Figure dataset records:

============================================================

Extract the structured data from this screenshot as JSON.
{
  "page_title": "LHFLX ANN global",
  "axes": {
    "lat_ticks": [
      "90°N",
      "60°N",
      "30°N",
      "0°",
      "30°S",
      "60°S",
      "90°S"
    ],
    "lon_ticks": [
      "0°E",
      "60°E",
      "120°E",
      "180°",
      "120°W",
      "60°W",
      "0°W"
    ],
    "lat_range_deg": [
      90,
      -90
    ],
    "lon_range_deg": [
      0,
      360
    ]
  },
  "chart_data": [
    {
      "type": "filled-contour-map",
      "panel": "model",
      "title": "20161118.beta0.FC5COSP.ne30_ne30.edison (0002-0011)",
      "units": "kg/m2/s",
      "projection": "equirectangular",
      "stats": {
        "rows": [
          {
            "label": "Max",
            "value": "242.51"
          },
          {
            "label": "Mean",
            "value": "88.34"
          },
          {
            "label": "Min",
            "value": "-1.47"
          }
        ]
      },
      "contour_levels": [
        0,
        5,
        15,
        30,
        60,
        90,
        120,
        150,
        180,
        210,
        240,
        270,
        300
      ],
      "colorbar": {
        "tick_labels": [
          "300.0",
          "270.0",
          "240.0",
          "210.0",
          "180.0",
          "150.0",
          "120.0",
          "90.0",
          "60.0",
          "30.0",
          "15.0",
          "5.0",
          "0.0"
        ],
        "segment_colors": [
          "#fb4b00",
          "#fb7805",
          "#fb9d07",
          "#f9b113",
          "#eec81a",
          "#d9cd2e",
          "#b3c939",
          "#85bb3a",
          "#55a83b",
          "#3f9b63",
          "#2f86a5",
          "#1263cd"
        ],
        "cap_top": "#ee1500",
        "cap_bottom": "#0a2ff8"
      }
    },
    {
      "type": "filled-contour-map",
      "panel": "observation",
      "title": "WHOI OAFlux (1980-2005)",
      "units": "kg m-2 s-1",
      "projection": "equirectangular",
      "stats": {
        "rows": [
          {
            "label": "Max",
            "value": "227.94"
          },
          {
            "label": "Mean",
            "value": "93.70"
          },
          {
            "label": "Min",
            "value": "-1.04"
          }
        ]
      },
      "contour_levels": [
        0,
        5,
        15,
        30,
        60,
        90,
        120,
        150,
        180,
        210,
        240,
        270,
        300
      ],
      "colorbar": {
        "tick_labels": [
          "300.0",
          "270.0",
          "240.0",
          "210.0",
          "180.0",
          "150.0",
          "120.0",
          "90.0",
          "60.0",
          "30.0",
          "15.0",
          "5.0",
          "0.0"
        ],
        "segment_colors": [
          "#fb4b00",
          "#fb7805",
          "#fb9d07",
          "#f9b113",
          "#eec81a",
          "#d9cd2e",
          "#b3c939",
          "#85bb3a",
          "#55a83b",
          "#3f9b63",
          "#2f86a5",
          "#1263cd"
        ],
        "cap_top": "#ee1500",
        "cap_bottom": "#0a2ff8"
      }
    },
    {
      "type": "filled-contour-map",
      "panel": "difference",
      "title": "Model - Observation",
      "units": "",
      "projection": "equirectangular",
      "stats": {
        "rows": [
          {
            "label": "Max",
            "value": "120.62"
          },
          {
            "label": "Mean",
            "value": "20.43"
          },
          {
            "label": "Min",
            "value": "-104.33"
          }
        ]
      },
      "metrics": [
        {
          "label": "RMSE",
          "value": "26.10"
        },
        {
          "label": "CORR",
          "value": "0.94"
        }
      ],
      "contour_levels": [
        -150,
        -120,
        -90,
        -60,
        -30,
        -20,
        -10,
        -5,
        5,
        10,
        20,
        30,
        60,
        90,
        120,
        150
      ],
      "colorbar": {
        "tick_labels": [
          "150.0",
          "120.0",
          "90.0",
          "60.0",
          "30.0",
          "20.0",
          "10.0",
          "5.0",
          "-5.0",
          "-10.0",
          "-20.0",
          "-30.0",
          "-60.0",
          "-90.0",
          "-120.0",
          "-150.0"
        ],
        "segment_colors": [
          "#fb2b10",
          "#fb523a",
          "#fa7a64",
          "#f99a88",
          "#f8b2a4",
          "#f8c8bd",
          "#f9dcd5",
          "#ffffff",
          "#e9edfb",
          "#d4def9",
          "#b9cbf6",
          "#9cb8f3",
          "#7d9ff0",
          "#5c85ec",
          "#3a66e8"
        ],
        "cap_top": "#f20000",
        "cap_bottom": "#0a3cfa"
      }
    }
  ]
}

============================================================

• **STATED PROBLEM**: Check each line of the data above for the word "panel" and say how many lines contain it, giving nothing besides the number.

• **CORRECT ANSWER**: 3